**The request:**
Word for word, restate every line of the material.

(Data entries)
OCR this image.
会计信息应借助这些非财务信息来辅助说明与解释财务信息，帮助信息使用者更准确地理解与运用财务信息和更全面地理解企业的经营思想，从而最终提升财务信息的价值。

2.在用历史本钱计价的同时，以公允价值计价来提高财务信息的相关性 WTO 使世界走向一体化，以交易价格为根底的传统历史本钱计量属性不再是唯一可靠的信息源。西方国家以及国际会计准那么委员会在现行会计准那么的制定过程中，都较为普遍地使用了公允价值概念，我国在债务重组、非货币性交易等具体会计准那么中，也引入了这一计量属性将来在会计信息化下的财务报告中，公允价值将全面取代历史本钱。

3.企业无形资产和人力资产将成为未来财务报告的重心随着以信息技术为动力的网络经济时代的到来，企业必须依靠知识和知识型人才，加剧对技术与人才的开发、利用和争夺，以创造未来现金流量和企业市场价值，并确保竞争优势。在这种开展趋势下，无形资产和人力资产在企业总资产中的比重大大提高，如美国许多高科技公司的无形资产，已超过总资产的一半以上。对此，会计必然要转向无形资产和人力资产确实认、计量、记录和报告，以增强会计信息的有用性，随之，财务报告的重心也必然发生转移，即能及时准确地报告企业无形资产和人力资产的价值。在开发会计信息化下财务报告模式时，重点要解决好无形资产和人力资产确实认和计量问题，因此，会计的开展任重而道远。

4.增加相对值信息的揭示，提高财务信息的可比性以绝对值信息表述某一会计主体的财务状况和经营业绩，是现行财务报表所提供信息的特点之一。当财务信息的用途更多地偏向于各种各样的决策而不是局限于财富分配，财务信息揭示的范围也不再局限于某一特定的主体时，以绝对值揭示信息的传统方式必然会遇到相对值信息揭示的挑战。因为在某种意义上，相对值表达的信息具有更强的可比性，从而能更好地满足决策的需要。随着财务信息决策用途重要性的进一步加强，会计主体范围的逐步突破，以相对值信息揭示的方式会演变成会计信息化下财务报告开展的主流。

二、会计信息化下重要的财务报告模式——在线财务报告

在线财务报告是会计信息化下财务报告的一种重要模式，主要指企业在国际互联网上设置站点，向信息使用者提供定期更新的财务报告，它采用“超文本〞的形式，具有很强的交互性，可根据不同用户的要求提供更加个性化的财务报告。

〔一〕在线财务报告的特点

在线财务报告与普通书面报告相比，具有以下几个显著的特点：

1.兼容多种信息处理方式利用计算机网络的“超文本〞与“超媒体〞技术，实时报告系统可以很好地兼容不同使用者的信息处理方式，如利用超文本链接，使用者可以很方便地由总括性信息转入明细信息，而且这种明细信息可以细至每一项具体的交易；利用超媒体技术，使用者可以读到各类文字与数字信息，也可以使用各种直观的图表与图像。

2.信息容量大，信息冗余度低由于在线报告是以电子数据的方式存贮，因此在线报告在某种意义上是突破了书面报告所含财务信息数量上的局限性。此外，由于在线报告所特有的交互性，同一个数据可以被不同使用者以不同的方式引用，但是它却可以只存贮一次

**Correct response:**
OCR this image.
会计信息应借助这些非财务信息来辅助说明与解释财务信息，帮助信息使用者更准确地理解与运用财务信息和更全面地理解企业的经营思想，从而最终提升财务信息的价值。

2.在用历史本钱计价的同时，以公允价值计价来提高财务信息的相关性 WTO 使世界走向一体化，以交易价格为根底的传统历史本钱计量属性不再是唯一可靠的信息源。西方国家以及国际会计准那么委员会在现行会计准那么的制定过程中，都较为普遍地使用了公允价值概念，我国在债务重组、非货币性交易等具体会计准那么中，也引入了这一计量属性将来在会计信息化下的财务报告中，公允价值将全面取代历史本钱。

3.企业无形资产和人力资产将成为未来财务报告的重心随着以信息技术为动力的网络经济时代的到来，企业必须依靠知识和知识型人才，加剧对技术与人才的开发、利用和争夺，以创造未来现金流量和企业市场价值，并确保竞争优势。在这种开展趋势下，无形资产和人力资产在企业总资产中的比重大大提高，如美国许多高科技公司的无形资产，已超过总资产的一半以上。对此，会计必然要转向无形资产和人力资产确实认、计量、记录和报告，以增强会计信息的有用性，随之，财务报告的重心也必然发生转移，即能及时准确地报告企业无形资产和人力资产的价值。在开发会计信息化下财务报告模式时，重点要解决好无形资产和人力资产确实认和计量问题，因此，会计的开展任重而道远。

4.增加相对值信息的揭示，提高财务信息的可比性以绝对值信息表述某一会计主体的财务状况和经营业绩，是现行财务报表所提供信息的特点之一。当财务信息的用途更多地偏向于各种各样的决策而不是局限于财富分配，财务信息揭示的范围也不再局限于某一特定的主体时，以绝对值揭示信息的传统方式必然会遇到相对值信息揭示的挑战。因为在某种意义上，相对值表达的信息具有更强的可比性，从而能更好地满足决策的需要。随着财务信息决策用途重要性的进一步加强，会计主体范围的逐步突破，以相对值信息揭示的方式会演变成会计信息化下财务报告开展的主流。

二、会计信息化下重要的财务报告模式——在线财务报告

在线财务报告是会计信息化下财务报告的一种重要模式，主要指企业在国际互联网上设置站点，向信息使用者提供定期更新的财务报告，它采用“超文本〞的形式，具有很强的交互性，可根据不同用户的要求提供更加个性化的财务报告。

〔一〕在线财务报告的特点

在线财务报告与普通书面报告相比，具有以下几个显著的特点：

1.兼容多种信息处理方式利用计算机网络的“超文本〞与“超媒体〞技术，实时报告系统可以很好地兼容不同使用者的信息处理方式，如利用超文本链接，使用者可以很方便地由总括性信息转入明细信息，而且这种明细信息可以细至每一项具体的交易；利用超媒体技术，使用者可以读到各类文字与数字信息，也可以使用各种直观的图表与图像。

2.信息容量大，信息冗余度低由于在线报告是以电子数据的方式存贮，因此在线报告在某种意义上是突破了书面报告所含财务信息数量上的局限性。此外，由于在线报告所特有的交互性，同一个数据可以被不同使用者以不同的方式引用，但是它却可以只存贮一次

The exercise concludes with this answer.